Written task: Below are some records; retype all of them exactly.
--- Start of Records provided ---
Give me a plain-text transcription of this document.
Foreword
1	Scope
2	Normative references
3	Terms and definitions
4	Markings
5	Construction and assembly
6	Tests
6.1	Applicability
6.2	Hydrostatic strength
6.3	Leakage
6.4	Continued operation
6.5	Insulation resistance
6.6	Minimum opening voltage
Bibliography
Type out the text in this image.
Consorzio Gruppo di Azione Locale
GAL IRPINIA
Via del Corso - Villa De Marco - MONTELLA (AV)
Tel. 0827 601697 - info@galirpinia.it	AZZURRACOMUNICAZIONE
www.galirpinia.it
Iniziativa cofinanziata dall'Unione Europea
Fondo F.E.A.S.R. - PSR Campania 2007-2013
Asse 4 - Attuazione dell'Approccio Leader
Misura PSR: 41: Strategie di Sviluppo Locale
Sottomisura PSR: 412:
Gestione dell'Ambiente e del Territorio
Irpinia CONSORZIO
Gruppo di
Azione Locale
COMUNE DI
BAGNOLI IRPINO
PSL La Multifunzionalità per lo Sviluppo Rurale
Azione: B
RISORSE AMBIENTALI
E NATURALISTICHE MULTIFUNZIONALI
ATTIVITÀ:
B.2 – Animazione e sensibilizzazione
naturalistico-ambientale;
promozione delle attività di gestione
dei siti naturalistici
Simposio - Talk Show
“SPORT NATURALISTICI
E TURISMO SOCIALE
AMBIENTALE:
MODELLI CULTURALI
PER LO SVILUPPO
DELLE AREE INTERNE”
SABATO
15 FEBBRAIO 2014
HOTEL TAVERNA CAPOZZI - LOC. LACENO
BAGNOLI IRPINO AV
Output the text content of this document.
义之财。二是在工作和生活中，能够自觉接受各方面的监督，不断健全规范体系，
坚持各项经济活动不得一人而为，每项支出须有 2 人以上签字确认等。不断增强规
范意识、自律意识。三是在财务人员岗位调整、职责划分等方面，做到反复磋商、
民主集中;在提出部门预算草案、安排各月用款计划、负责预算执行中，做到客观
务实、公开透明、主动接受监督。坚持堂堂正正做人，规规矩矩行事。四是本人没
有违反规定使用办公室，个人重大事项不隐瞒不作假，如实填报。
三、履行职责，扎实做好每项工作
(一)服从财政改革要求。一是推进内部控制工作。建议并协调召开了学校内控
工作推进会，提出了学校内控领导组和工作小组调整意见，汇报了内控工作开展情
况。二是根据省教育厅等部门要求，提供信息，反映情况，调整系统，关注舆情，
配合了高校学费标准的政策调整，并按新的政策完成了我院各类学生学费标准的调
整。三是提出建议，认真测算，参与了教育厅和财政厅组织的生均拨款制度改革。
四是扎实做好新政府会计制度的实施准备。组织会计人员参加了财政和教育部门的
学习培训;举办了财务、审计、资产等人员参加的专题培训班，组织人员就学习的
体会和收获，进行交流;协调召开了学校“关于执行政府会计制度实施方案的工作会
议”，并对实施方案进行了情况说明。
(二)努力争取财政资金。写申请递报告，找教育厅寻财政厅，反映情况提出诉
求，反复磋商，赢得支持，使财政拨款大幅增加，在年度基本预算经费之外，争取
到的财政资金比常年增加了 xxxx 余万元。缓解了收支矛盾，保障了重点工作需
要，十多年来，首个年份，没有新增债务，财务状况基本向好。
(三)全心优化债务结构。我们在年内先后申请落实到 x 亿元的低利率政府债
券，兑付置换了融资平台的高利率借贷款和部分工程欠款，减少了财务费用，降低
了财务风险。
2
--- End of Records provided ---
Output of the exercise:
Give me a plain-text transcription of this document.
Foreword
1	Scope
2	Normative references
3	Terms and definitions
4	Markings
5	Construction and assembly
6	Tests
6.1	Applicability
6.2	Hydrostatic strength
6.3	Leakage
6.4	Continued operation
6.5	Insulation resistance
6.6	Minimum opening voltage
Bibliography
Type out the text in this image.
Consorzio Gruppo di Azione Locale
GAL IRPINIA
Via del Corso - Villa De Marco - MONTELLA (AV)
Tel. 0827 601697 - info@galirpinia.it	AZZURRACOMUNICAZIONE
www.galirpinia.it
Iniziativa cofinanziata dall'Unione Europea
Fondo F.E.A.S.R. - PSR Campania 2007-2013
Asse 4 - Attuazione dell'Approccio Leader
Misura PSR: 41: Strategie di Sviluppo Locale
Sottomisura PSR: 412:
Gestione dell'Ambiente e del Territorio
Irpinia CONSORZIO
Gruppo di
Azione Locale
COMUNE DI
BAGNOLI IRPINO
PSL La Multifunzionalità per lo Sviluppo Rurale
Azione: B
RISORSE AMBIENTALI
E NATURALISTICHE MULTIFUNZIONALI
ATTIVITÀ:
B.2 – Animazione e sensibilizzazione
naturalistico-ambientale;
promozione delle attività di gestione
dei siti naturalistici
Simposio - Talk Show
“SPORT NATURALISTICI
E TURISMO SOCIALE
AMBIENTALE:
MODELLI CULTURALI
PER LO SVILUPPO
DELLE AREE INTERNE”
SABATO
15 FEBBRAIO 2014
HOTEL TAVERNA CAPOZZI - LOC. LACENO
BAGNOLI IRPINO AV
Output the text content of this document.
义之财。二是在工作和生活中，能够自觉接受各方面的监督，不断健全规范体系，
坚持各项经济活动不得一人而为，每项支出须有 2 人以上签字确认等。不断增强规
范意识、自律意识。三是在财务人员岗位调整、职责划分等方面，做到反复磋商、
民主集中;在提出部门预算草案、安排各月用款计划、负责预算执行中，做到客观
务实、公开透明、主动接受监督。坚持堂堂正正做人，规规矩矩行事。四是本人没
有违反规定使用办公室，个人重大事项不隐瞒不作假，如实填报。
三、履行职责，扎实做好每项工作
(一)服从财政改革要求。一是推进内部控制工作。建议并协调召开了学校内控
工作推进会，提出了学校内控领导组和工作小组调整意见，汇报了内控工作开展情
况。二是根据省教育厅等部门要求，提供信息，反映情况，调整系统，关注舆情，
配合了高校学费标准的政策调整，并按新的政策完成了我院各类学生学费标准的调
整。三是提出建议，认真测算，参与了教育厅和财政厅组织的生均拨款制度改革。
四是扎实做好新政府会计制度的实施准备。组织会计人员参加了财政和教育部门的
学习培训;举办了财务、审计、资产等人员参加的专题培训班，组织人员就学习的
体会和收获，进行交流;协调召开了学校“关于执行政府会计制度实施方案的工作会
议”，并对实施方案进行了情况说明。
(二)努力争取财政资金。写申请递报告，找教育厅寻财政厅，反映情况提出诉
求，反复磋商，赢得支持，使财政拨款大幅增加，在年度基本预算经费之外，争取
到的财政资金比常年增加了 xxxx 余万元。缓解了收支矛盾，保障了重点工作需
要，十多年来，首个年份，没有新增债务，财务状况基本向好。
(三)全心优化债务结构。我们在年内先后申请落实到 x 亿元的低利率政府债
券，兑付置换了融资平台的高利率借贷款和部分工程欠款，减少了财务费用，降低
了财务风险。
2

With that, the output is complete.